* [Data records]:
————————
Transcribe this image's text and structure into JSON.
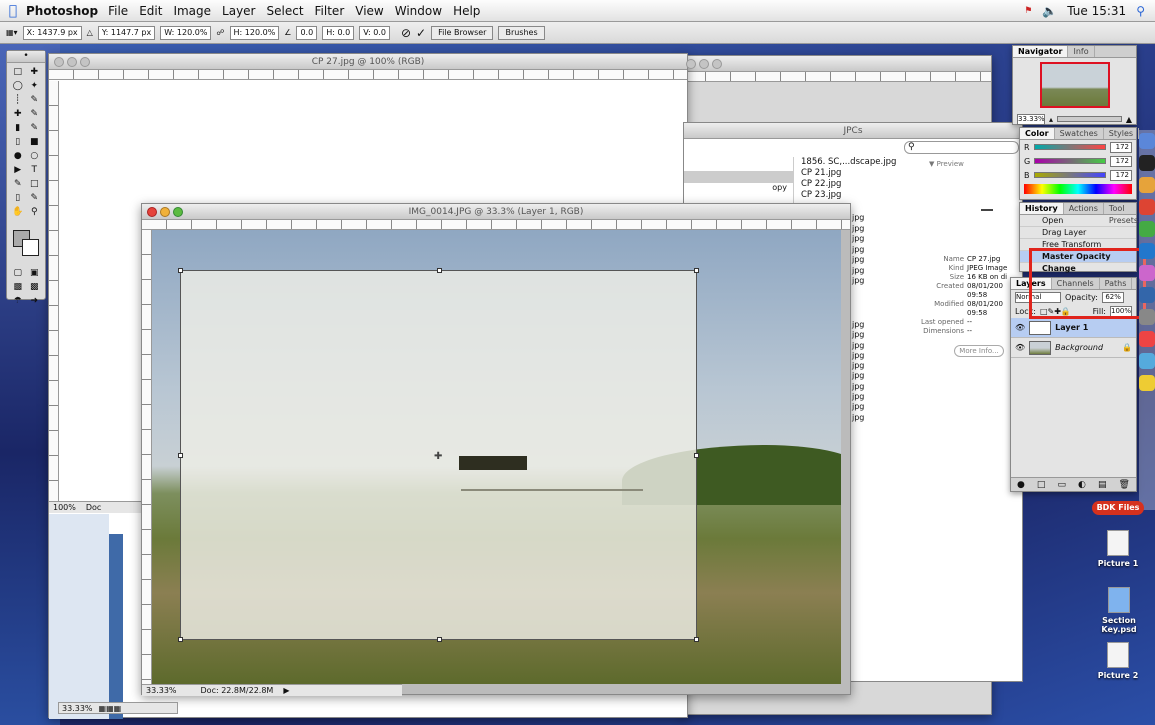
{
  "menubar": {
    "app": "Photoshop",
    "items": [
      "File",
      "Edit",
      "Image",
      "Layer",
      "Select",
      "Filter",
      "View",
      "Window",
      "Help"
    ],
    "clock": "Tue 15:31"
  },
  "options": {
    "x": "X: 1437.9 px",
    "y": "Y: 1147.7 px",
    "w": "W: 120.0%",
    "h": "H: 120.0%",
    "angle": "0.0",
    "hskew": "H: 0.0",
    "vskew": "V: 0.0",
    "file_browser": "File Browser",
    "brushes": "Brushes"
  },
  "bgwin": {
    "title": "CP 27.jpg @ 100% (RGB)",
    "zoom": "100%",
    "doc": "Doc"
  },
  "browser": {
    "folder": "JPCs",
    "files": [
      "1856. SC,...dscape.jpg",
      "CP 21.jpg",
      "CP 22.jpg",
      "CP 23.jpg"
    ],
    "partial": [
      "jpg",
      "jpg",
      "jpg",
      "jpg",
      "jpg",
      "jpg",
      "jpg"
    ],
    "partial2": [
      "jpg",
      "jpg",
      "jpg",
      "jpg",
      "jpg",
      "jpg",
      "jpg",
      "jpg",
      "jpg",
      "jpg"
    ],
    "copy": "opy",
    "preview": "▼ Preview",
    "meta": [
      {
        "k": "Name",
        "v": "CP 27.jpg"
      },
      {
        "k": "Kind",
        "v": "JPEG Image"
      },
      {
        "k": "Size",
        "v": "16 KB on di"
      },
      {
        "k": "Created",
        "v": "08/01/200"
      },
      {
        "k": "",
        "v": "09:58"
      },
      {
        "k": "Modified",
        "v": "08/01/200"
      },
      {
        "k": "",
        "v": "09:58"
      },
      {
        "k": "Last opened",
        "v": "--"
      },
      {
        "k": "Dimensions",
        "v": "--"
      }
    ],
    "more": "More Info..."
  },
  "main": {
    "title": "IMG_0014.JPG @ 33.3% (Layer 1, RGB)",
    "zoom": "33.33%",
    "doc": "Doc: 22.8M/22.8M"
  },
  "navigator": {
    "tabs": [
      "Navigator",
      "Info"
    ],
    "zoom": "33.33%"
  },
  "color": {
    "tabs": [
      "Color",
      "Swatches",
      "Styles"
    ],
    "rows": [
      {
        "l": "R",
        "v": "172"
      },
      {
        "l": "G",
        "v": "172"
      },
      {
        "l": "B",
        "v": "172"
      }
    ]
  },
  "history": {
    "tabs": [
      "History",
      "Actions",
      "Tool Presets"
    ],
    "items": [
      "Open",
      "Drag Layer",
      "Free Transform",
      "Master Opacity Change"
    ]
  },
  "layers": {
    "tabs": [
      "Layers",
      "Channels",
      "Paths"
    ],
    "mode": "Normal",
    "opacity_label": "Opacity:",
    "opacity": "62%",
    "lock": "Lock:",
    "fill_label": "Fill:",
    "fill": "100%",
    "items": [
      "Layer 1",
      "Background"
    ]
  },
  "desktop": {
    "badge": "BDK Files",
    "icons": [
      "Picture 1",
      "Section Key.psd",
      "Picture 2"
    ]
  },
  "bl": {
    "zoom": "33.33%"
  },
  "colors": {
    "highlight": "#e0241c",
    "selection": "#b7cdf2"
  }
}
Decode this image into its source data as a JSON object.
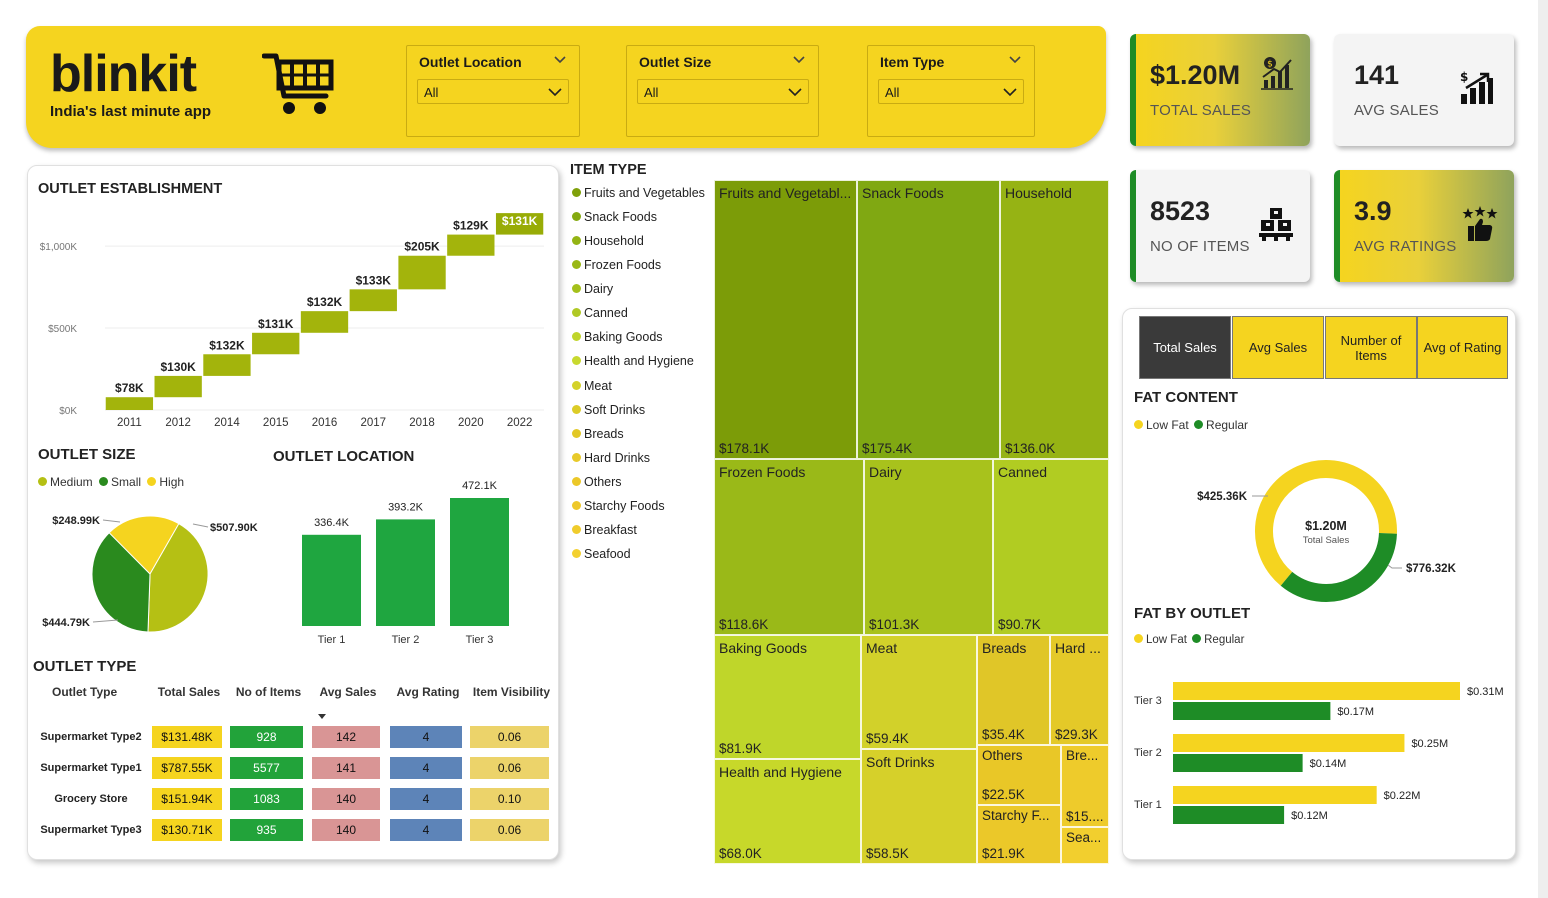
————————
* [OBJECTIVE]:
Do not include images; quote all of the entries above exactly.

* [THE COMPLETED TASK]:
Transcribe this image's text and structure into JSON.
{
  "menubar": {
    "app": "Photoshop",
    "items": [
      "File",
      "Edit",
      "Image",
      "Layer",
      "Select",
      "Filter",
      "View",
      "Window",
      "Help"
    ],
    "clock": "Tue 15:31"
  },
  "options": {
    "x": "X: 1437.9 px",
    "y": "Y: 1147.7 px",
    "w": "W: 120.0%",
    "h": "H: 120.0%",
    "angle": "0.0",
    "hskew": "H: 0.0",
    "vskew": "V: 0.0",
    "file_browser": "File Browser",
    "brushes": "Brushes"
  },
  "bgwin": {
    "title": "CP 27.jpg @ 100% (RGB)",
    "zoom": "100%",
    "doc": "Doc"
  },
  "browser": {
    "folder": "JPCs",
    "files": [
      "1856. SC,...dscape.jpg",
      "CP 21.jpg",
      "CP 22.jpg",
      "CP 23.jpg"
    ],
    "partial": [
      "jpg",
      "jpg",
      "jpg",
      "jpg",
      "jpg",
      "jpg",
      "jpg"
    ],
    "partial2": [
      "jpg",
      "jpg",
      "jpg",
      "jpg",
      "jpg",
      "jpg",
      "jpg",
      "jpg",
      "jpg",
      "jpg"
    ],
    "copy": "opy",
    "preview": "▼ Preview",
    "meta": [
      {
        "k": "Name",
        "v": "CP 27.jpg"
      },
      {
        "k": "Kind",
        "v": "JPEG Image"
      },
      {
        "k": "Size",
        "v": "16 KB on di"
      },
      {
        "k": "Created",
        "v": "08/01/200"
      },
      {
        "k": "",
        "v": "09:58"
      },
      {
        "k": "Modified",
        "v": "08/01/200"
      },
      {
        "k": "",
        "v": "09:58"
      },
      {
        "k": "Last opened",
        "v": "--"
      },
      {
        "k": "Dimensions",
        "v": "--"
      }
    ],
    "more": "More Info..."
  },
  "main": {
    "title": "IMG_0014.JPG @ 33.3% (Layer 1, RGB)",
    "zoom": "33.33%",
    "doc": "Doc: 22.8M/22.8M"
  },
  "navigator": {
    "tabs": [
      "Navigator",
      "Info"
    ],
    "zoom": "33.33%"
  },
  "color": {
    "tabs": [
      "Color",
      "Swatches",
      "Styles"
    ],
    "rows": [
      {
        "l": "R",
        "v": "172"
      },
      {
        "l": "G",
        "v": "172"
      },
      {
        "l": "B",
        "v": "172"
      }
    ]
  },
  "history": {
    "tabs": [
      "History",
      "Actions",
      "Tool Presets"
    ],
    "items": [
      "Open",
      "Drag Layer",
      "Free Transform",
      "Master Opacity Change"
    ]
  },
  "layers": {
    "tabs": [
      "Layers",
      "Channels",
      "Paths"
    ],
    "mode": "Normal",
    "opacity_label": "Opacity:",
    "opacity": "62%",
    "lock": "Lock:",
    "fill_label": "Fill:",
    "fill": "100%",
    "items": [
      "Layer 1",
      "Background"
    ]
  },
  "desktop": {
    "badge": "BDK Files",
    "icons": [
      "Picture 1",
      "Section Key.psd",
      "Picture 2"
    ]
  },
  "bl": {
    "zoom": "33.33%"
  },
  "colors": {
    "highlight": "#e0241c",
    "selection": "#b7cdf2"
  }
}
Decode this image into its source data as a JSON object.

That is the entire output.